> INSTRUCCIONES DE TAREA
Por favor, traduce al inglés esta oración del texto sobre la calidad educativa: «Es cierto, la inclusión no garantiza la educación de calidad, pero la exclusión asegura su ausencia.»

Todas estas mediciones de calidad estandarizadas no toman en cuenta un rasgo a nuestro juicio esencial para evaluar un sistema educativo: su grado de inclusión. Es decir, para estas pruebas, por caso las PISA, da igual que el sistema educativo sujeto a medición tenga muy pocos estudiantes de elite y quede por fuera la inmensa mayoría de la sociedad o incluya a todos y aumente progresivamente los niveles de escolarización. Como señalara oportunamente la secretaria general de Ctera, Stella Maldonado, al conocerse los últimos resultados de PISA: “Curiosamente sucede que la ciudad de Shangai, que tuvo una muestra de 25 escuelas, queda muy por encima de Finlandia, que claramente tienen un sistema educativo igualitario e integrado, y que Argentina, que tiene 1,6 por ciento de analfabetos, queda por debajo de Brasil, país en el que aún hay 8,6 por ciento de analfabetismo”.
Y esto no es casual, los sectores que promovieron hace algo más de una década las reformas educativas neoliberales que fracasaron en todo el continente –Chile fue el caso extremo–, dicen hoy que la mayor inversión educativa de los últimos años es “plata tirada a la basura”, puesto que no mejoraron los índices de calidad. Para ellos no importa que niños, niñas y adolescentes estén afuera o adentro de la escuela. En esa inclusión se “tiró la plata”, léase el aumento de la inversión educativa del dos por ciento a más del seis del PBI. Es cierto, la inclusión no garantiza la educación de calidad, pero la exclusión asegura su ausencia. En otras palabras, para nosotros la inclusión es la condición necesaria, aunque no suficiente, para empezar a discutir la calidad.
El otro elemento pasa, precisamente, por debatir “la calidad”. No existe algo así como una “calidad” aséptica de la educación. Es a partir de fines políticos, económicos y sociales que una sociedad se pone objetivos educativos, establece qué perfil de egresado quiere, qué conocimientos privilegia, qué rasgos institucionales les da a sus escuelas, etcétera. Si un modelo estatal desprecia la forma de vida democrática puede que crea que la escuela autoritaria de los años ’60 y ’70 era de mayor calidad. Si un proyecto de país destruye su industria y pone su economía al servicio del capital financiero puede que la reforma menemista que eliminó la educación técnica sea vista positivamente. Es evidente que tenemos una gran tarea por delante para hacer de la educación pública un espacio mucho mejor. Pero debemos tener en cuenta que la calidad constituye un valor en discusión vinculado a qué proyecto de país construimos. Y no sólo de país. También debe abordarse regionalmente esa discusión. Así como el abandono de las recetas neoliberales en economía supuso la ruptura con la dependencia de los organismos internacionales de crédito, para quebrar la dependencia cultural y educativa es necesario abandonar estas pruebas diseñadas por los intereses de mercado internacional y, como lo venimos exigiendo desde Ctera, cumplir con lo acordado en la Comisión de Educación del Mercosur: crear un sustituto de evaluación regional y construir parámetros propios que reflejen nuestras realidades.

> FRAGMENTOS DE ENTRADAS
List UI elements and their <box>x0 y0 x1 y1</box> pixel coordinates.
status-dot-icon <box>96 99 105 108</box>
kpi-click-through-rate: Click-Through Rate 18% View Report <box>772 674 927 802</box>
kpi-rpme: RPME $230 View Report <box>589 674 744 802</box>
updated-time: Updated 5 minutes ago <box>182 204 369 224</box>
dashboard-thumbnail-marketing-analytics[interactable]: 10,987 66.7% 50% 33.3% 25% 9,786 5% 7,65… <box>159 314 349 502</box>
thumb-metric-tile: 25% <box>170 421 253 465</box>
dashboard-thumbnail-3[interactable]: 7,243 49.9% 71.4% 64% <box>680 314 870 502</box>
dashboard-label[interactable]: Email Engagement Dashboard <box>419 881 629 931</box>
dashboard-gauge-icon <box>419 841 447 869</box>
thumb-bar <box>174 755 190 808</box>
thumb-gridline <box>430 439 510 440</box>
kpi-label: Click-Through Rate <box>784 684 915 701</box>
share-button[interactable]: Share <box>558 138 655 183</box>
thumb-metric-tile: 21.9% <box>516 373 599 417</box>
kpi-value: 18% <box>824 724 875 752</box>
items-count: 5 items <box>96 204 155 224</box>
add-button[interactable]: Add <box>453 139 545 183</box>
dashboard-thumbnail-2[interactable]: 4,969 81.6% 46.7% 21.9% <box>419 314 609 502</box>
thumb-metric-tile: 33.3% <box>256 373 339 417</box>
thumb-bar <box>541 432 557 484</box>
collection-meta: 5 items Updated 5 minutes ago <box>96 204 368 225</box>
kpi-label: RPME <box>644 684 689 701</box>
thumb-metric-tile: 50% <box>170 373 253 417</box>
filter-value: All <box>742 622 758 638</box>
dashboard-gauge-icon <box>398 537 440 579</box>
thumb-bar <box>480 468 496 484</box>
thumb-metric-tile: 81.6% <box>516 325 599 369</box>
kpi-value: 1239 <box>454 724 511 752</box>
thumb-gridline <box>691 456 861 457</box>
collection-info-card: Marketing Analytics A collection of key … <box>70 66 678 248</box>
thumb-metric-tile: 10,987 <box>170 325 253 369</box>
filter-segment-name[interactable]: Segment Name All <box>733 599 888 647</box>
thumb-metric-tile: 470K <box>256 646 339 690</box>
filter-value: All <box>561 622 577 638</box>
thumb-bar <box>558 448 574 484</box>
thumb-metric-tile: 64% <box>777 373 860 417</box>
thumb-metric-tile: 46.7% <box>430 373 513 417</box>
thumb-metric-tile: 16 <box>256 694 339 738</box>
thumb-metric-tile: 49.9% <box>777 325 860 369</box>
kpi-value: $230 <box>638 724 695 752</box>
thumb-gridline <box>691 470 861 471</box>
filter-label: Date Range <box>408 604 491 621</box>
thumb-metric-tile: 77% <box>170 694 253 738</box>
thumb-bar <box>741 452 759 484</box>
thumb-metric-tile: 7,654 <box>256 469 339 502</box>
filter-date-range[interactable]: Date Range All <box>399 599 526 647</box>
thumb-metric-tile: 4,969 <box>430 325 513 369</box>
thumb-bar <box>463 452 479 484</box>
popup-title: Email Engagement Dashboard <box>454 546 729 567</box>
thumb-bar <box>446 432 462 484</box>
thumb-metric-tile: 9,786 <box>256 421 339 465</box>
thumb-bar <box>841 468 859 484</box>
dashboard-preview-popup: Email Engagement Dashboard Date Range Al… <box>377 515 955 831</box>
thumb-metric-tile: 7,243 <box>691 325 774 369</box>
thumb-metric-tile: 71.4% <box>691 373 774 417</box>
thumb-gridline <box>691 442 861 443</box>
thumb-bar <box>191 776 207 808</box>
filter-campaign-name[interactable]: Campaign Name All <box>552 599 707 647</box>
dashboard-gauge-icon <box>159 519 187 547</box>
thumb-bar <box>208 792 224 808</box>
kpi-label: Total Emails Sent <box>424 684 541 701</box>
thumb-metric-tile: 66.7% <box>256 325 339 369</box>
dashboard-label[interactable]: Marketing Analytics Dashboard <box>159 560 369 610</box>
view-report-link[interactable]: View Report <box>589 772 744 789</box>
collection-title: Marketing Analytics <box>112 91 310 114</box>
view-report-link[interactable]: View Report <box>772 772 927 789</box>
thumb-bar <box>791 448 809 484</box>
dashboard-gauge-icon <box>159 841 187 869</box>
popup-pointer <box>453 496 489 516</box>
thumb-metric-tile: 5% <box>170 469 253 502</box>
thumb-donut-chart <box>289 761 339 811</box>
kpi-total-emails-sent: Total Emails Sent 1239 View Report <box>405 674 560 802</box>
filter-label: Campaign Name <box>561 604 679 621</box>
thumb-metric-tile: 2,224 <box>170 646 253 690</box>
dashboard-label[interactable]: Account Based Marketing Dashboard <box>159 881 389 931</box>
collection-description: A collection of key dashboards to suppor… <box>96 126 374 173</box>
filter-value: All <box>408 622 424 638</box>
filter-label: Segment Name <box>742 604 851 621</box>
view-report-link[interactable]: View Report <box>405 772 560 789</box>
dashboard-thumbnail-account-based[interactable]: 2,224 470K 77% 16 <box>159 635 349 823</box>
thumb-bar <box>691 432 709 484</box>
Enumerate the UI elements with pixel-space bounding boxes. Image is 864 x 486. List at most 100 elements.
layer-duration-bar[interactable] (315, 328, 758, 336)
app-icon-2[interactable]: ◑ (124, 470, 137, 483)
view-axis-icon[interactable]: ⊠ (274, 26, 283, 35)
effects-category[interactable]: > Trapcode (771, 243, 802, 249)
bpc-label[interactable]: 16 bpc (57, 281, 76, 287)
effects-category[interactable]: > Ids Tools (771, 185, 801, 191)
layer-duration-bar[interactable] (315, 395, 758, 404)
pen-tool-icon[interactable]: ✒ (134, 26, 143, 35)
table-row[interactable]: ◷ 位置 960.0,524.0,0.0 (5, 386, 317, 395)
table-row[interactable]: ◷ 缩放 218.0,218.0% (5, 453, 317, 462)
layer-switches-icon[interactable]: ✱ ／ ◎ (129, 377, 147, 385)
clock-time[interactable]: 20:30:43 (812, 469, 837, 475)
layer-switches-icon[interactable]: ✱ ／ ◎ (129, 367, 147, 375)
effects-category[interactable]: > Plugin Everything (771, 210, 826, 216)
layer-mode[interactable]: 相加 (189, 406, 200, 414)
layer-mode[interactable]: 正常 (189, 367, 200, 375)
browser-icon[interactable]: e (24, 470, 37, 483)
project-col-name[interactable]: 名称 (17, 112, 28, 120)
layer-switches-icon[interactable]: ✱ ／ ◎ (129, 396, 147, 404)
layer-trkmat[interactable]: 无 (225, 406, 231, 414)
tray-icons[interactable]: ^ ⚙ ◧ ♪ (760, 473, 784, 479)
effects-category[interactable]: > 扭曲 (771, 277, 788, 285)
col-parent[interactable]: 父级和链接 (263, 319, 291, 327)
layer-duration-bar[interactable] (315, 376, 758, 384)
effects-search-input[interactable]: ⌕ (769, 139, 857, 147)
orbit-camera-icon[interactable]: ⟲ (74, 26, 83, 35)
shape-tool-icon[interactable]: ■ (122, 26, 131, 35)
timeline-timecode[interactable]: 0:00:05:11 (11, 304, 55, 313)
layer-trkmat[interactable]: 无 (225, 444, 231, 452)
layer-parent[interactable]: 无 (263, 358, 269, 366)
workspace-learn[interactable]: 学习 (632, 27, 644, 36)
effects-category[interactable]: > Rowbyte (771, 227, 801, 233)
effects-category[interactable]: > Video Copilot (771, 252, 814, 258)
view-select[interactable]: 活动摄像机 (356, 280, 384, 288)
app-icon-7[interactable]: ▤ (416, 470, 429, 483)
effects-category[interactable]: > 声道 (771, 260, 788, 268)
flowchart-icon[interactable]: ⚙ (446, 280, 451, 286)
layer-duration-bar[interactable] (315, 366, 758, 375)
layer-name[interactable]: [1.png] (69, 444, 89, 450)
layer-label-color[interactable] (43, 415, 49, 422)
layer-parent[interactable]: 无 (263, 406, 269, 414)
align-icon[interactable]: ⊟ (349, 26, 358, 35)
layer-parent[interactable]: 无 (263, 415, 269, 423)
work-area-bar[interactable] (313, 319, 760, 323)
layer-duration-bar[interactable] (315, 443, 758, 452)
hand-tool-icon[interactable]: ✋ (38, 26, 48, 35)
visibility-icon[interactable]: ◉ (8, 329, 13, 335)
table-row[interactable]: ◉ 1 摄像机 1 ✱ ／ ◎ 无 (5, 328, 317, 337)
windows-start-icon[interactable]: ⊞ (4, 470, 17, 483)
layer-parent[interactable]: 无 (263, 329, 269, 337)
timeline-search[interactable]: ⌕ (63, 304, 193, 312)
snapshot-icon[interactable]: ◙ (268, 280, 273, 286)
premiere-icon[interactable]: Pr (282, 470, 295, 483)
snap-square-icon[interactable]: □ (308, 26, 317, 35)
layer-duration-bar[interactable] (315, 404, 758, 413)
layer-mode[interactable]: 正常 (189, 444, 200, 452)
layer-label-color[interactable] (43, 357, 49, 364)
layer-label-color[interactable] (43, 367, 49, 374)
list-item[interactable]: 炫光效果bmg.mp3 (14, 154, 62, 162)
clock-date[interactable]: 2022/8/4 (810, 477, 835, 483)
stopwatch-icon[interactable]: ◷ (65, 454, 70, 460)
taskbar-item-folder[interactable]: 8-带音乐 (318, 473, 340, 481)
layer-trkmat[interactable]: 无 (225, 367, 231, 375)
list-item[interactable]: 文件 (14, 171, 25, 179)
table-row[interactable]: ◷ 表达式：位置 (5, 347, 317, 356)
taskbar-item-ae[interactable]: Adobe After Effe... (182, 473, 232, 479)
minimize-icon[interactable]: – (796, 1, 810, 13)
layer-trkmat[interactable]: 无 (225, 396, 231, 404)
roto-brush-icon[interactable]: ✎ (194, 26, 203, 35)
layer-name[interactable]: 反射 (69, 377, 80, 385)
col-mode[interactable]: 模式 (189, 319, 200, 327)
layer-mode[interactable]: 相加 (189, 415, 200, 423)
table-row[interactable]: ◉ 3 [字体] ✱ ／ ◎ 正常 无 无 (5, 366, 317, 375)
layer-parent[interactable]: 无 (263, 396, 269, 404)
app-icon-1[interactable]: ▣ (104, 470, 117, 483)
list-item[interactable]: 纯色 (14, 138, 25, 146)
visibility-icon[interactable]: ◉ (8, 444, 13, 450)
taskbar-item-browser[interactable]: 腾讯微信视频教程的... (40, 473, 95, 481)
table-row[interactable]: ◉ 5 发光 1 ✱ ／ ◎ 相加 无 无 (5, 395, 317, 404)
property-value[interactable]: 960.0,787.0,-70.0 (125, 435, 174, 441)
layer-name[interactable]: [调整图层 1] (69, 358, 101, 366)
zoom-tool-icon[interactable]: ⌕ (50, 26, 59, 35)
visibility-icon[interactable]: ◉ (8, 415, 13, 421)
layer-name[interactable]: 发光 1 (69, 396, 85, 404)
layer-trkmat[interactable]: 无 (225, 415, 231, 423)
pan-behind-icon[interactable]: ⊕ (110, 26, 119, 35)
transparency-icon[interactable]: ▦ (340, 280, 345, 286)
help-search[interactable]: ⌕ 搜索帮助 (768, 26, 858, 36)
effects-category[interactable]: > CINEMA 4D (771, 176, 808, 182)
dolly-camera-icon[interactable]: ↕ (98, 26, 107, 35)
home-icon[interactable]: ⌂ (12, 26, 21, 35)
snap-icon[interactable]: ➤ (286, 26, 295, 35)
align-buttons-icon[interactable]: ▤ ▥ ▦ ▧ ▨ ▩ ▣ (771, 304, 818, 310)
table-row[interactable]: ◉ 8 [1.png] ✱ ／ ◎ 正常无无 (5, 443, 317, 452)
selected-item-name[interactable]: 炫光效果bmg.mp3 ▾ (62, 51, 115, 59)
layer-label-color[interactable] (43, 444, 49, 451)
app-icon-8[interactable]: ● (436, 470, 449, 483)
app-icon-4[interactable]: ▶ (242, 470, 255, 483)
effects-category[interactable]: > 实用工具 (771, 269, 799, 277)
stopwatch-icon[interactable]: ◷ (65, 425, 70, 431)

> RESPUESTA
It is true that inclusion does not guarantee quality education, but exclusion ensures its absence.